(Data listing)
######

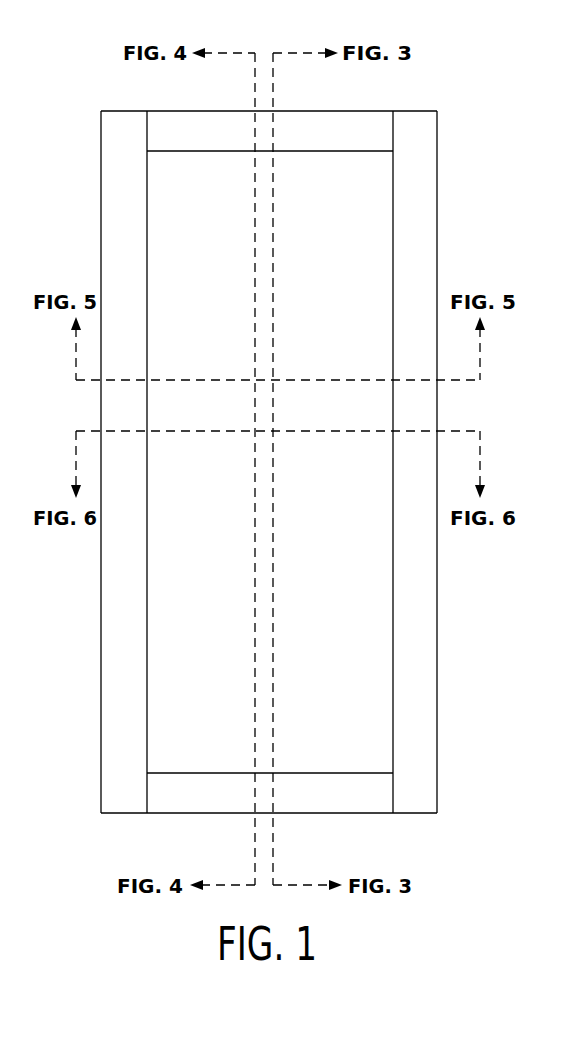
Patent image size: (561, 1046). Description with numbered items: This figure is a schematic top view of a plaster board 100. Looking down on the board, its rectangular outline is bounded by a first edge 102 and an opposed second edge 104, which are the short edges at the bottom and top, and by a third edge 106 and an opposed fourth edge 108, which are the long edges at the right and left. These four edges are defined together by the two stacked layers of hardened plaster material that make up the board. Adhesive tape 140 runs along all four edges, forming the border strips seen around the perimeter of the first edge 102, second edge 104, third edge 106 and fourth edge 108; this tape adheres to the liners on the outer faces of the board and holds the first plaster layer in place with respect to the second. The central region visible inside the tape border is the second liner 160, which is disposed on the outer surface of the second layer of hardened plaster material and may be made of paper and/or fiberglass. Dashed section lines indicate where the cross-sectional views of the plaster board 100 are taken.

The plaster board 100 is at (278, 461).
The first edge 102 is at (127, 815).
The second edge 104 is at (421, 111).
The third edge 106 is at (438, 607).
The fourth edge 108 is at (100, 650).
The adhesive tape 140 is at (205, 125).
The second liner 160 is at (210, 213).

######

Which lines in the data listing above contain the string "second"? Report each one in full, treating uppercase and lowercase letters as different.

Patent image size: (561, 1046). Description with numbered items: This figure is a schematic top view of a plaster board 100. Looking down on the board, its rectangular outline is bounded by a first edge 102 and an opposed second edge 104, which are the short edges at the bottom and top, and by a third edge 106 and an opposed fourth edge 108, which are the long edges at the right and left. These four edges are defined together by the two stacked layers of hardened plaster material that make up the board. Adhesive tape 140 runs along all four edges, forming the border strips seen around the perimeter of the first edge 102, second edge 104, third edge 106 and fourth edge 108; this tape adheres to the liners on the outer faces of the board and holds the first plaster layer in place with respect to the second. The central region visible inside the tape border is the second liner 160, which is disposed on the outer surface of the second layer of hardened plaster material and may be made of paper and/or fiberglass. Dashed section lines indicate where the cross-sectional views of the plaster board 100 are taken.
The second edge 104 is at (421, 111).
The second liner 160 is at (210, 213).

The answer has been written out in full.